- _AIM_:
Reproduce the listing word for word. Skip any image.

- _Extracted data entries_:
++++++++++

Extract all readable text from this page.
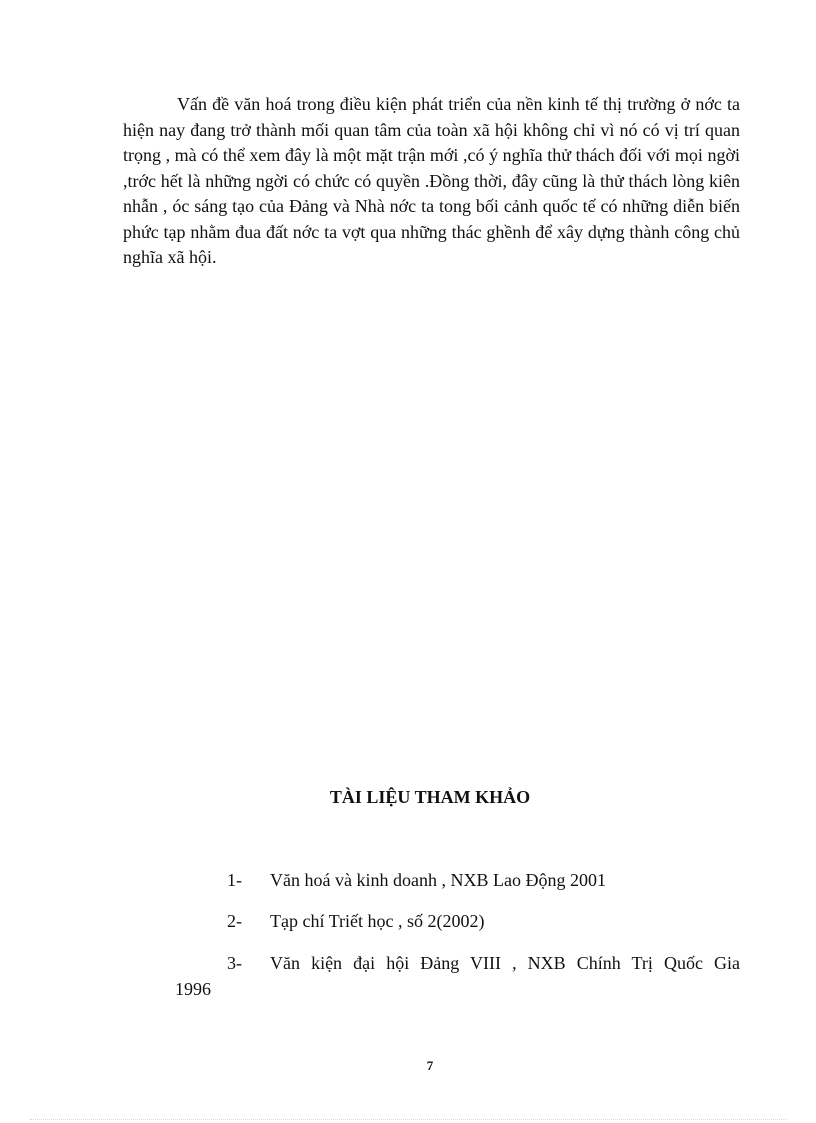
Vấn đề văn hoá trong điều kiện phát triển của nền kinh tế thị trường ở nớc ta hiện nay đang trở thành mối quan tâm của toàn xã hội không chỉ vì nó có vị trí quan trọng , mà có thể xem đây là một mặt trận mới ,có ý nghĩa thử thách đối với mọi ngời ,trớc hết là những ngời có chức có quyền .Đồng thời, đây cũng là thử thách lòng kiên nhẫn , óc sáng tạo của Đảng và Nhà nớc ta tong bối cảnh quốc tế có những diễn biến phức tạp nhằm đua đất nớc ta vợt qua những thác ghềnh để xây dựng thành công chủ nghĩa xã hội.

TÀI LIỆU THAM KHẢO
1- Văn hoá và kinh doanh , NXB Lao Động 2001
2- Tạp chí Triết học , số 2(2002)
3- Văn kiện đại hội Đảng VIII , NXB Chính Trị Quốc Gia

1996

7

++++++++++

- _WRITTEN RESPONSE_:
Extract all readable text from this page.
Vấn đề văn hoá trong điều kiện phát triển của nền kinh tế thị trường ở nớc ta hiện nay đang trở thành mối quan tâm của toàn xã hội không chỉ vì nó có vị trí quan trọng , mà có thể xem đây là một mặt trận mới ,có ý nghĩa thử thách đối với mọi ngời ,trớc hết là những ngời có chức có quyền .Đồng thời, đây cũng là thử thách lòng kiên nhẫn , óc sáng tạo của Đảng và Nhà nớc ta tong bối cảnh quốc tế có những diễn biến phức tạp nhằm đua đất nớc ta vợt qua những thác ghềnh để xây dựng thành công chủ nghĩa xã hội.

TÀI LIỆU THAM KHẢO
1- Văn hoá và kinh doanh , NXB Lao Động 2001
2- Tạp chí Triết học , số 2(2002)
3- Văn kiện đại hội Đảng VIII , NXB Chính Trị Quốc Gia

1996

7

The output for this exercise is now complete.